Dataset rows
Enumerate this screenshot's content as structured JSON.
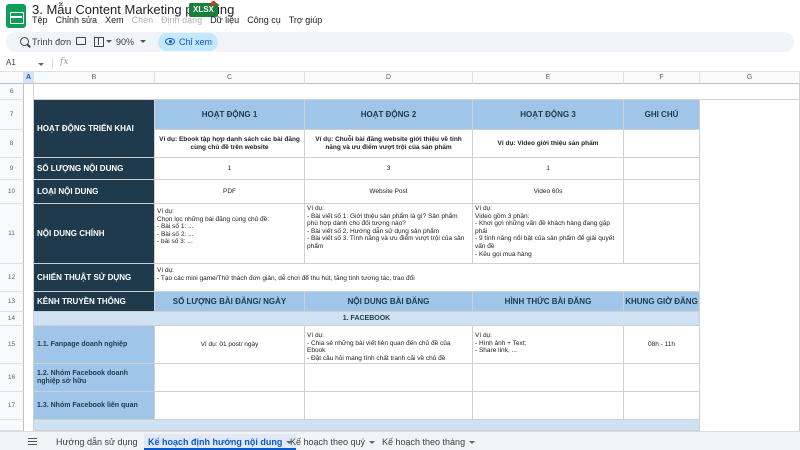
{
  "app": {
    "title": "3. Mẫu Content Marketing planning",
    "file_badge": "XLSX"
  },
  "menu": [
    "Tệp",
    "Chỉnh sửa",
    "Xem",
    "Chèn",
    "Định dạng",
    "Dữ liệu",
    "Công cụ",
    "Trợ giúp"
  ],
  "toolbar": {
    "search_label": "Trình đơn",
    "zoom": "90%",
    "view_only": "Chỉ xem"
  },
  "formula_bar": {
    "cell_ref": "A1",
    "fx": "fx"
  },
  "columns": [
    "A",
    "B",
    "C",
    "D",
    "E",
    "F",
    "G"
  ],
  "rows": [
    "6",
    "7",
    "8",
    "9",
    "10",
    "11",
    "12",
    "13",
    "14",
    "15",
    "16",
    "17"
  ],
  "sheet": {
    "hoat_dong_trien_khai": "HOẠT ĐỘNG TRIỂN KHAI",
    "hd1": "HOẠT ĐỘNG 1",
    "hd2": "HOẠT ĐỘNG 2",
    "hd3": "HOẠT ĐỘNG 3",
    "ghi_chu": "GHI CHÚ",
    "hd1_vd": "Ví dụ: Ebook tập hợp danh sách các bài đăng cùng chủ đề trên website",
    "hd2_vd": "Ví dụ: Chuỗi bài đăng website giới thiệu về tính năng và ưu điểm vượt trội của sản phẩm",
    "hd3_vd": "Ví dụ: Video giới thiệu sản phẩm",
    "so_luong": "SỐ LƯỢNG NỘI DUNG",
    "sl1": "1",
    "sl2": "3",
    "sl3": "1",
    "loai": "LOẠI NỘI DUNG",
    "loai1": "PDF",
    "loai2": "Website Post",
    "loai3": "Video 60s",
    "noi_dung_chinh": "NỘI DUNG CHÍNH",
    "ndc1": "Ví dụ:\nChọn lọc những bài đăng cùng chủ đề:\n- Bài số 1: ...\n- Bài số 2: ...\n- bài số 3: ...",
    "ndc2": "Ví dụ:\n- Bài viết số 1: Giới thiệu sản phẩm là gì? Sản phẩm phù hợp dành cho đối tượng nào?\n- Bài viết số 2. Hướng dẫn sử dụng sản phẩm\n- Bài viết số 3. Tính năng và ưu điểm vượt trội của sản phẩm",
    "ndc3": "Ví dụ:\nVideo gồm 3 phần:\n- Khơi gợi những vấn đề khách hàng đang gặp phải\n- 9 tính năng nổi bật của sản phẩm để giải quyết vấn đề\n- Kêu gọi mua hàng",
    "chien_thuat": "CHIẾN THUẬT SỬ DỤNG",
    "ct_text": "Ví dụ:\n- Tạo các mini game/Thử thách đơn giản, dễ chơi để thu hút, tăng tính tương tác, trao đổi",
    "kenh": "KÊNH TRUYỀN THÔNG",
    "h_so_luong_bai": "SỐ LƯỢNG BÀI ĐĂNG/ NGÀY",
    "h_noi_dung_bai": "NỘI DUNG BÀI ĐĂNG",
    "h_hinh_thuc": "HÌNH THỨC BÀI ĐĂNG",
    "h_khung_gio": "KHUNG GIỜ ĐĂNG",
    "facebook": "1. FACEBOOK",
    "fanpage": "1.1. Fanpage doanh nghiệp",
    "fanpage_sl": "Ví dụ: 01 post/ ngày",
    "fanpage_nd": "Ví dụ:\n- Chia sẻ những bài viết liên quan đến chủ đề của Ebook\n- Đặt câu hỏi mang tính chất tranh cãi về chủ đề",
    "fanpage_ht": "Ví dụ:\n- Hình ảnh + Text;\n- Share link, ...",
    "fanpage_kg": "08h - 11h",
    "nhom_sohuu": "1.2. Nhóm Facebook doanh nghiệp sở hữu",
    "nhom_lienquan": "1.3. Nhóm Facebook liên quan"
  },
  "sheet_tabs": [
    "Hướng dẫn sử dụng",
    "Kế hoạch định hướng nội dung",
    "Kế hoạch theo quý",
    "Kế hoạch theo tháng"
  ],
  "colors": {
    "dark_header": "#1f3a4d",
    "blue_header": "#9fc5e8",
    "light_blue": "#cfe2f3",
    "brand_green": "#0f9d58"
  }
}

---

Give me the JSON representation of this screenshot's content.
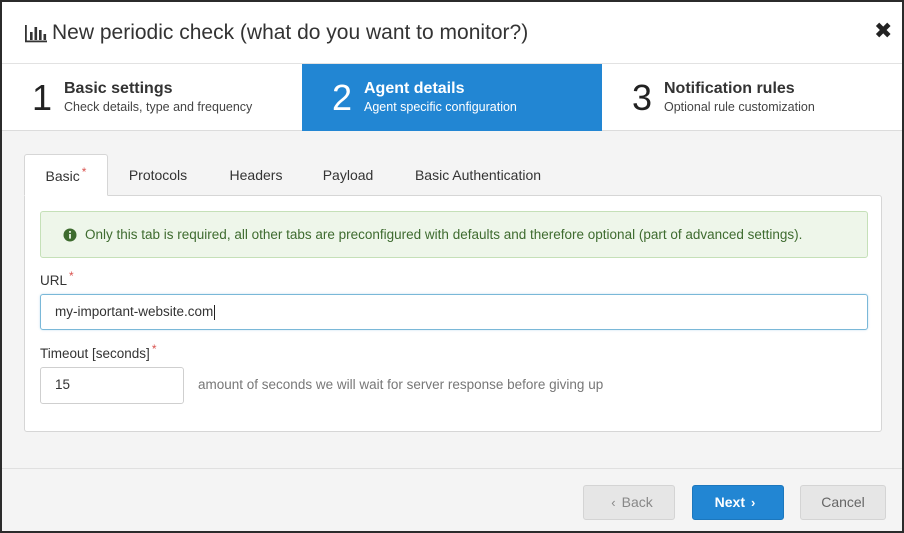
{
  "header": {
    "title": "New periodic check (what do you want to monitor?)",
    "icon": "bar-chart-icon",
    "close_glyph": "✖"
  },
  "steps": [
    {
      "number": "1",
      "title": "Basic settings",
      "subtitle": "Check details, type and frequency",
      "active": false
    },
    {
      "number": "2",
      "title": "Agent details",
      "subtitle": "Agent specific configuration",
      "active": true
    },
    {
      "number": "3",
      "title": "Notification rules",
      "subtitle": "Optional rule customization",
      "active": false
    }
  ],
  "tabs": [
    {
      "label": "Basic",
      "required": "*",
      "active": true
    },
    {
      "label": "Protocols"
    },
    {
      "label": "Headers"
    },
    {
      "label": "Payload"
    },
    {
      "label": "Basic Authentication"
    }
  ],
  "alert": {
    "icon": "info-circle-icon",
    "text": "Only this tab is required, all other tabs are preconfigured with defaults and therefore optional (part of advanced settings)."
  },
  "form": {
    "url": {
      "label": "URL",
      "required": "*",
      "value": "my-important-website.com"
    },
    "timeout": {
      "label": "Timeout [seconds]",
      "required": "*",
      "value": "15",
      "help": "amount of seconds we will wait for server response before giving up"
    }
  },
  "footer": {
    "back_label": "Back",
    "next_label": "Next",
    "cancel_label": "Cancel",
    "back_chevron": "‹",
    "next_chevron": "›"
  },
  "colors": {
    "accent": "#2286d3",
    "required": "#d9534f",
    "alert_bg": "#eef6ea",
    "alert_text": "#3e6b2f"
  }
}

§ Task directions: Find every line in the records above that holds the word "subtitle", and copy each one.

§ Response to this exercise:
      "subtitle": "Check details, type and frequency",
      "subtitle": "Agent specific configuration",
      "subtitle": "Optional rule customization",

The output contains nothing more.